Written task
Substitute "category-label" for each "x-tick-label" in the items, from the line with "x-tick-label: 2022 xyxy=(964,292,993,308)" to the line with "bar xyxy=(107,24,197,187)". Return only those lines, with nothing else changed.

Extracted data

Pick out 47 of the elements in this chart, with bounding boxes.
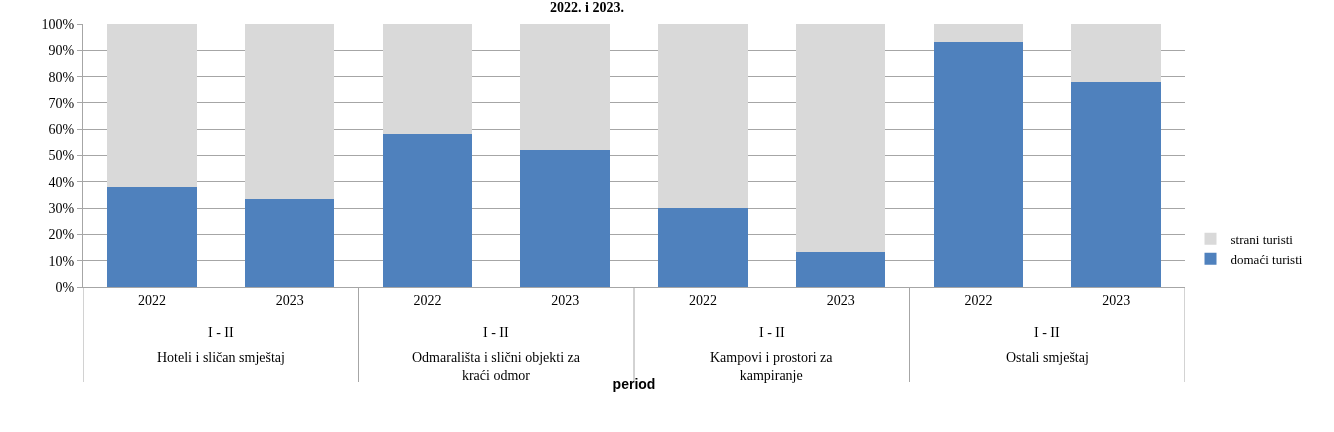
x-tick-label: 2022 xyxy=(964,292,993,308)
bar xyxy=(795,252,886,287)
text: I - II xyxy=(759,325,785,340)
text: Odmarališta i slični objekti za kraći odmor xyxy=(412,350,581,384)
x-tick-label: 2023 xyxy=(826,292,855,308)
bar xyxy=(244,24,335,200)
bar xyxy=(382,133,473,287)
x-tick-label: 2023 xyxy=(275,292,304,308)
x-tick-label: 2023 xyxy=(551,292,580,308)
bar xyxy=(1071,24,1161,82)
text: Hoteli i sličan smještaj xyxy=(157,350,285,365)
y-tick-label: 60% xyxy=(48,122,75,138)
y-tick-label: 10% xyxy=(48,253,75,269)
y-tick-label: 40% xyxy=(48,174,75,190)
chart-title: 2022. i 2023. xyxy=(550,0,624,15)
text: I - II xyxy=(1034,325,1060,340)
x-axis-title: period xyxy=(612,376,656,393)
y-tick-label: 100% xyxy=(41,16,75,32)
y-tick-label: 20% xyxy=(48,227,75,243)
y-tick-label: 50% xyxy=(48,148,75,164)
text: Kampovi i prostori za kampiranje xyxy=(710,350,834,384)
x-tick-label: 2022 xyxy=(688,292,717,308)
bar xyxy=(382,24,473,134)
x-tick-label: 2022 xyxy=(137,292,166,308)
x-tick-label: 2022 xyxy=(413,292,442,308)
y-tick-label: 80% xyxy=(48,69,75,85)
bar xyxy=(107,24,197,187)
text: I - II xyxy=(208,325,234,340)
bar xyxy=(658,24,748,208)
text: I - II xyxy=(483,325,509,340)
bar xyxy=(244,199,335,287)
x-tick-label: 2023 xyxy=(1102,292,1131,308)
y-tick-label: 90% xyxy=(48,43,75,59)
y-tick-label: 0% xyxy=(55,279,75,295)
bar xyxy=(933,42,1024,287)
legend-label: strani turisti xyxy=(1230,231,1294,247)
bar xyxy=(1071,81,1161,287)
y-tick-label: 70% xyxy=(48,95,75,111)
bar xyxy=(520,24,610,151)
bar xyxy=(107,186,197,287)
text: Ostali smještaj xyxy=(1006,350,1089,365)
y-tick-label: 30% xyxy=(48,201,75,216)
bar xyxy=(795,24,886,253)
bar xyxy=(520,150,610,287)
bar xyxy=(933,24,1024,43)
legend-label: domaći turisti xyxy=(1230,251,1303,267)
bar xyxy=(658,207,748,287)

Exercise answer
category-label: 2022 xyxy=(964,292,993,308)
bar xyxy=(795,252,886,287)
text: I - II xyxy=(759,325,785,340)
text: Odmarališta i slični objekti za kraći odmor xyxy=(412,350,581,384)
category-label: 2023 xyxy=(826,292,855,308)
bar xyxy=(244,24,335,200)
bar xyxy=(382,133,473,287)
category-label: 2023 xyxy=(275,292,304,308)
category-label: 2023 xyxy=(551,292,580,308)
bar xyxy=(1071,24,1161,82)
text: Hoteli i sličan smještaj xyxy=(157,350,285,365)
y-tick-label: 60% xyxy=(48,122,75,138)
y-tick-label: 10% xyxy=(48,253,75,269)
y-tick-label: 40% xyxy=(48,174,75,190)
chart-title: 2022. i 2023. xyxy=(550,0,624,15)
text: I - II xyxy=(1034,325,1060,340)
x-axis-title: period xyxy=(612,376,656,393)
y-tick-label: 100% xyxy=(41,16,75,32)
y-tick-label: 20% xyxy=(48,227,75,243)
y-tick-label: 50% xyxy=(48,148,75,164)
text: Kampovi i prostori za kampiranje xyxy=(710,350,834,384)
category-label: 2022 xyxy=(688,292,717,308)
bar xyxy=(382,24,473,134)
category-label: 2022 xyxy=(137,292,166,308)
category-label: 2022 xyxy=(413,292,442,308)
y-tick-label: 80% xyxy=(48,69,75,85)
bar xyxy=(107,24,197,187)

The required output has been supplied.